#### Supplied entries:
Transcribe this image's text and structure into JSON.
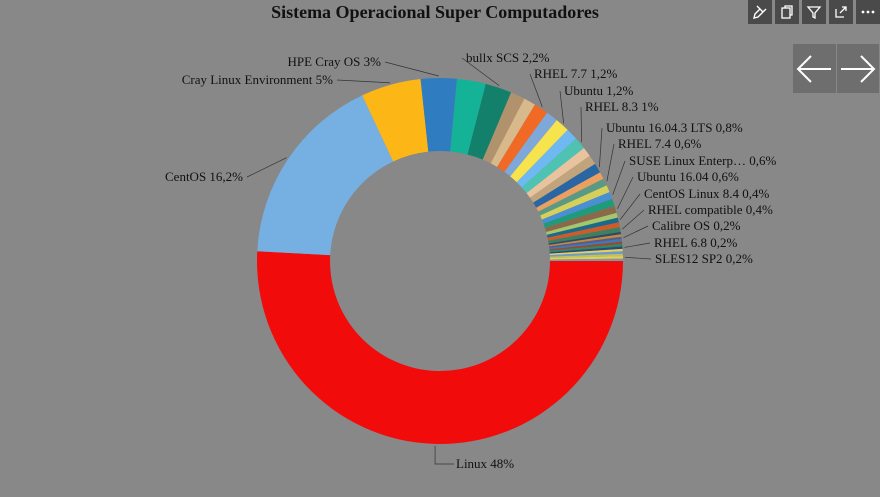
{
  "title": "Sistema Operacional Super Computadores",
  "toolbar": [
    {
      "name": "pin-icon"
    },
    {
      "name": "copy-icon"
    },
    {
      "name": "filter-icon"
    },
    {
      "name": "focus-mode-icon"
    },
    {
      "name": "more-options-icon"
    }
  ],
  "nav": {
    "prev": "←",
    "next": "→"
  },
  "chart_data": {
    "type": "pie",
    "donut": true,
    "title": "Sistema Operacional Super Computadores",
    "slices": [
      {
        "label": "Linux",
        "pct": "48%",
        "value": 48.0,
        "color": "#f20b0b"
      },
      {
        "label": "CentOS",
        "pct": "16,2%",
        "value": 16.2,
        "color": "#76b0e3"
      },
      {
        "label": "Cray Linux Environment",
        "pct": "5%",
        "value": 5.0,
        "color": "#fcb717"
      },
      {
        "label": "HPE Cray OS",
        "pct": "3%",
        "value": 3.0,
        "color": "#2f7cc1"
      },
      {
        "label": "",
        "pct": "",
        "value": 2.4,
        "color": "#14b398"
      },
      {
        "label": "bullx SCS",
        "pct": "2,2%",
        "value": 2.2,
        "color": "#13806b"
      },
      {
        "label": "",
        "pct": "",
        "value": 1.2,
        "color": "#b0926d"
      },
      {
        "label": "",
        "pct": "",
        "value": 1.0,
        "color": "#d8b98b"
      },
      {
        "label": "RHEL 7.7",
        "pct": "1,2%",
        "value": 1.2,
        "color": "#f06925"
      },
      {
        "label": "",
        "pct": "",
        "value": 1.0,
        "color": "#7ea8d9"
      },
      {
        "label": "Ubuntu",
        "pct": "1,2%",
        "value": 1.2,
        "color": "#f7e34d"
      },
      {
        "label": "",
        "pct": "",
        "value": 1.0,
        "color": "#6fb9f2"
      },
      {
        "label": "RHEL 8.3",
        "pct": "1%",
        "value": 1.0,
        "color": "#4fc3b2"
      },
      {
        "label": "",
        "pct": "",
        "value": 0.8,
        "color": "#e8c3a0"
      },
      {
        "label": "",
        "pct": "",
        "value": 0.8,
        "color": "#c1a47b"
      },
      {
        "label": "Ubuntu 16.04.3 LTS",
        "pct": "0,8%",
        "value": 0.8,
        "color": "#2a66a3"
      },
      {
        "label": "",
        "pct": "",
        "value": 0.6,
        "color": "#e9a060"
      },
      {
        "label": "RHEL 7.4",
        "pct": "0,6%",
        "value": 0.6,
        "color": "#5a9a84"
      },
      {
        "label": "",
        "pct": "",
        "value": 0.6,
        "color": "#d4d05a"
      },
      {
        "label": "SUSE Linux Enterp…",
        "pct": "0,6%",
        "value": 0.6,
        "color": "#4a8fd4"
      },
      {
        "label": "",
        "pct": "",
        "value": 0.6,
        "color": "#1d9b7a"
      },
      {
        "label": "Ubuntu 16.04",
        "pct": "0,6%",
        "value": 0.6,
        "color": "#8a6a4a"
      },
      {
        "label": "",
        "pct": "",
        "value": 0.4,
        "color": "#a3c76a"
      },
      {
        "label": "CentOS Linux 8.4",
        "pct": "0,4%",
        "value": 0.4,
        "color": "#1b6a8a"
      },
      {
        "label": "",
        "pct": "",
        "value": 0.4,
        "color": "#d05a2a"
      },
      {
        "label": "RHEL compatible",
        "pct": "0,4%",
        "value": 0.4,
        "color": "#3f7f5f"
      },
      {
        "label": "",
        "pct": "",
        "value": 0.2,
        "color": "#2c4a6a"
      },
      {
        "label": "",
        "pct": "",
        "value": 0.2,
        "color": "#c48a3a"
      },
      {
        "label": "Calibre OS",
        "pct": "0,2%",
        "value": 0.2,
        "color": "#5a5a8a"
      },
      {
        "label": "",
        "pct": "",
        "value": 0.2,
        "color": "#3a7ac0"
      },
      {
        "label": "",
        "pct": "",
        "value": 0.2,
        "color": "#9a4a2a"
      },
      {
        "label": "",
        "pct": "",
        "value": 0.2,
        "color": "#2a8a6a"
      },
      {
        "label": "RHEL 6.8",
        "pct": "0,2%",
        "value": 0.2,
        "color": "#2a4a7a"
      },
      {
        "label": "",
        "pct": "",
        "value": 0.2,
        "color": "#e0d060"
      },
      {
        "label": "",
        "pct": "",
        "value": 0.2,
        "color": "#6a9ad0"
      },
      {
        "label": "",
        "pct": "",
        "value": 0.2,
        "color": "#c0c060"
      },
      {
        "label": "SLES12 SP2",
        "pct": "0,2%",
        "value": 0.2,
        "color": "#e6d14a"
      },
      {
        "label": "",
        "pct": "",
        "value": 0.2,
        "color": "#7a9ab0"
      }
    ]
  }
}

#### Goal of the exercise:
Give the count of lines containing "Cray", with no added text.

#### The completed task:
2